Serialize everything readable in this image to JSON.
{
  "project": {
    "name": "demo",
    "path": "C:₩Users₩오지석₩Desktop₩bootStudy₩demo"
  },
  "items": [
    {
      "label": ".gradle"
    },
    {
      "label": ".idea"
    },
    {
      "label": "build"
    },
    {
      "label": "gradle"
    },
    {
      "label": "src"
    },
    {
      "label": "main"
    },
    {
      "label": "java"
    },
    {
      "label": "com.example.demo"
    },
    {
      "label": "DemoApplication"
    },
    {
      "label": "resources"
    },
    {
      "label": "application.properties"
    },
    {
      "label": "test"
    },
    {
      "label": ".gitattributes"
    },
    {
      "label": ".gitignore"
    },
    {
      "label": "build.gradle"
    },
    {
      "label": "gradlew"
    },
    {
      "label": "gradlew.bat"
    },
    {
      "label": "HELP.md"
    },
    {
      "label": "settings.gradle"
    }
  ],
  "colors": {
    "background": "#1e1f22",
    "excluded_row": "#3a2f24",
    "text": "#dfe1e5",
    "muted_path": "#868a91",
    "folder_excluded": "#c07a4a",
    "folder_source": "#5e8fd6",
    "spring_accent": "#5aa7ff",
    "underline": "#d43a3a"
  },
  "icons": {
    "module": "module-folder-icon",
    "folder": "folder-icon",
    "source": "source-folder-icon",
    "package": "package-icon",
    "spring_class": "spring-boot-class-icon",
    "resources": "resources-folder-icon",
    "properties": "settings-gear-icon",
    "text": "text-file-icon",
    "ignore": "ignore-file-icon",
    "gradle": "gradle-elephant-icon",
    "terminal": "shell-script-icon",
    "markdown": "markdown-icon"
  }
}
◇ ◇ ◇
> _What you have to do_:
Make an exact copy of the material above.

> _Written answer_:
Serialize everything readable in this image to JSON.
{
  "project": {
    "name": "demo",
    "path": "C:₩Users₩오지석₩Desktop₩bootStudy₩demo"
  },
  "items": [
    {
      "label": ".gradle"
    },
    {
      "label": ".idea"
    },
    {
      "label": "build"
    },
    {
      "label": "gradle"
    },
    {
      "label": "src"
    },
    {
      "label": "main"
    },
    {
      "label": "java"
    },
    {
      "label": "com.example.demo"
    },
    {
      "label": "DemoApplication"
    },
    {
      "label": "resources"
    },
    {
      "label": "application.properties"
    },
    {
      "label": "test"
    },
    {
      "label": ".gitattributes"
    },
    {
      "label": ".gitignore"
    },
    {
      "label": "build.gradle"
    },
    {
      "label": "gradlew"
    },
    {
      "label": "gradlew.bat"
    },
    {
      "label": "HELP.md"
    },
    {
      "label": "settings.gradle"
    }
  ],
  "colors": {
    "background": "#1e1f22",
    "excluded_row": "#3a2f24",
    "text": "#dfe1e5",
    "muted_path": "#868a91",
    "folder_excluded": "#c07a4a",
    "folder_source": "#5e8fd6",
    "spring_accent": "#5aa7ff",
    "underline": "#d43a3a"
  },
  "icons": {
    "module": "module-folder-icon",
    "folder": "folder-icon",
    "source": "source-folder-icon",
    "package": "package-icon",
    "spring_class": "spring-boot-class-icon",
    "resources": "resources-folder-icon",
    "properties": "settings-gear-icon",
    "text": "text-file-icon",
    "ignore": "ignore-file-icon",
    "gradle": "gradle-elephant-icon",
    "terminal": "shell-script-icon",
    "markdown": "markdown-icon"
  }
}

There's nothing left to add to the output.